§ Testo fornito

“Ancora una
volta, però, tutto nasce dal credere che con la Costituzione si
possa giocare a piacimento di una parte e secondo le convenienze del
momento: è questo l’errore di fondo che è stato commesso...”
Sta prendendo campo
l’ipotesi dello “spacchettamento” dei quesiti e del rinvio del
referendum confermativo delle deformazioni costituzionali.
Si voterebbe su cinque
quesiti riguardanti bicameralismo, elezione e composizione del
Senato, elezione giudici Corte Costituzionale. Titolo V e rapporti
stato – regioni, istituto referendario (numero firme occorrenti e
quorum).
In più si sta trattando
per una modifica dell’Italicum nel senso dell’assegnazione del
premio di maggioranza alla coalizione e non a un partito.

Dati memorizzati:
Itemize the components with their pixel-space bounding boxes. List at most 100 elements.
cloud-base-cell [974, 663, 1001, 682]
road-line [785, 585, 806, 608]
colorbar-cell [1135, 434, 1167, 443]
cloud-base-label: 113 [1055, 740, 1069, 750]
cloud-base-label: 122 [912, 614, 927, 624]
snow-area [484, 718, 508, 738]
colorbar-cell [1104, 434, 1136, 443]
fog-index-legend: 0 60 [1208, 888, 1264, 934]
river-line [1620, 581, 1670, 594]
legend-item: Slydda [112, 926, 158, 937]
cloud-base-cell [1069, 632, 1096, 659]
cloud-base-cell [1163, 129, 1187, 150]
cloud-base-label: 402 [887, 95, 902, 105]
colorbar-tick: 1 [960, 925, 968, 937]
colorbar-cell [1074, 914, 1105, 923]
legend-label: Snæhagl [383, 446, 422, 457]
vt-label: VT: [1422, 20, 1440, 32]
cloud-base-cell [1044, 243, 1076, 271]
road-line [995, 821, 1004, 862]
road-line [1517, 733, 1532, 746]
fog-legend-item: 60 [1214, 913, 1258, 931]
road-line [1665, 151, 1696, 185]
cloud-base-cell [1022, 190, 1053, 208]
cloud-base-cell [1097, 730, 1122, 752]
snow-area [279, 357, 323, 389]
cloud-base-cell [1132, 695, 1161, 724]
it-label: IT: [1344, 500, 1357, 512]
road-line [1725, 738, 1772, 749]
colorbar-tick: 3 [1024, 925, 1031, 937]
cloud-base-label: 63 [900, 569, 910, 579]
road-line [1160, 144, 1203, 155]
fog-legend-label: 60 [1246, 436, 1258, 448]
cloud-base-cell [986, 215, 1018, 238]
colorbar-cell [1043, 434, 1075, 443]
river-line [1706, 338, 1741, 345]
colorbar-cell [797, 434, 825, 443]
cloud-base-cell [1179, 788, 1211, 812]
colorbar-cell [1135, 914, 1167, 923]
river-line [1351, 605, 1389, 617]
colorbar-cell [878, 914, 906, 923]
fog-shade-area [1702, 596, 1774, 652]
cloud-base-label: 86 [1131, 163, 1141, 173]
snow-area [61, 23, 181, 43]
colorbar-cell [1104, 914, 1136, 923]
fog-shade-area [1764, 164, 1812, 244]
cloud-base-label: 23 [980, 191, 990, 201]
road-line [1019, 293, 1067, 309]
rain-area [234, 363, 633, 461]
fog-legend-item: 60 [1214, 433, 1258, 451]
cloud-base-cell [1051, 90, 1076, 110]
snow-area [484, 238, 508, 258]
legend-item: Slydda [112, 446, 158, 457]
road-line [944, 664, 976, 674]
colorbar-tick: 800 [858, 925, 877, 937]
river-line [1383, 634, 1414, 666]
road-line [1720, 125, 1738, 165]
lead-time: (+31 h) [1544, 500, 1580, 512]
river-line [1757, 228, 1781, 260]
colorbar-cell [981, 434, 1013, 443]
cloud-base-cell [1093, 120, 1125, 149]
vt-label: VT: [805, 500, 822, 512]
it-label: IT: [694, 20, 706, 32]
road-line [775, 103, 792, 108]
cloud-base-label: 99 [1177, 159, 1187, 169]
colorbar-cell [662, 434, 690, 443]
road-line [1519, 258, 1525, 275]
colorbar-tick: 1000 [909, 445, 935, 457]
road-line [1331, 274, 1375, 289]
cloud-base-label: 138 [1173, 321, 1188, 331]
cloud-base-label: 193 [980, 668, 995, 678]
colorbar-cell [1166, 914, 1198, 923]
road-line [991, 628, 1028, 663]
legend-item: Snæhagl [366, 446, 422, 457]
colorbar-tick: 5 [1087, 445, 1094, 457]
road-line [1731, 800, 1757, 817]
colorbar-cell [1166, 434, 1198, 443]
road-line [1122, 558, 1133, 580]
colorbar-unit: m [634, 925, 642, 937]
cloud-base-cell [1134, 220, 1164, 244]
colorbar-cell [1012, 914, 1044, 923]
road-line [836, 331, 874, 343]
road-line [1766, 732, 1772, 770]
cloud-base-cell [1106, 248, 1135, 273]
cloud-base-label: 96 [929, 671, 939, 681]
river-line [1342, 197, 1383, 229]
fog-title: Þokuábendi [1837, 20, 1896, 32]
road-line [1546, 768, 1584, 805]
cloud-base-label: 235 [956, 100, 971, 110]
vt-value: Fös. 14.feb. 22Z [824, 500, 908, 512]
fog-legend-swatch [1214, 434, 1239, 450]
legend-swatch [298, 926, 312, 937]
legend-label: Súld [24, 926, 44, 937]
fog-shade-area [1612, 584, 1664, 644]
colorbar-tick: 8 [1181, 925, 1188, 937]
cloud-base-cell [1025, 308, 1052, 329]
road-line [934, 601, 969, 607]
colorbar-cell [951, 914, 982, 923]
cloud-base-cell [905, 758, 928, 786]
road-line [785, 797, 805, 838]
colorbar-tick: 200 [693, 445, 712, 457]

§ Cosa fare
Per favore, trascrivi parola per parola la parte del testo sul referendum costituzionale che si apre con le parole "Sta prendendo campo" e si chiude con "a un partito.".

§ Risposta attesa
Sta prendendo campo
l’ipotesi dello “spacchettamento” dei quesiti e del rinvio del
referendum confermativo delle deformazioni costituzionali.
Si voterebbe su cinque
quesiti riguardanti bicameralismo, elezione e composizione del
Senato, elezione giudici Corte Costituzionale. Titolo V e rapporti
stato – regioni, istituto referendario (numero firme occorrenti e
quorum).
In più si sta trattando
per una modifica dell’Italicum nel senso dell’assegnazione del
premio di maggioranza alla coalizione e non a un partito.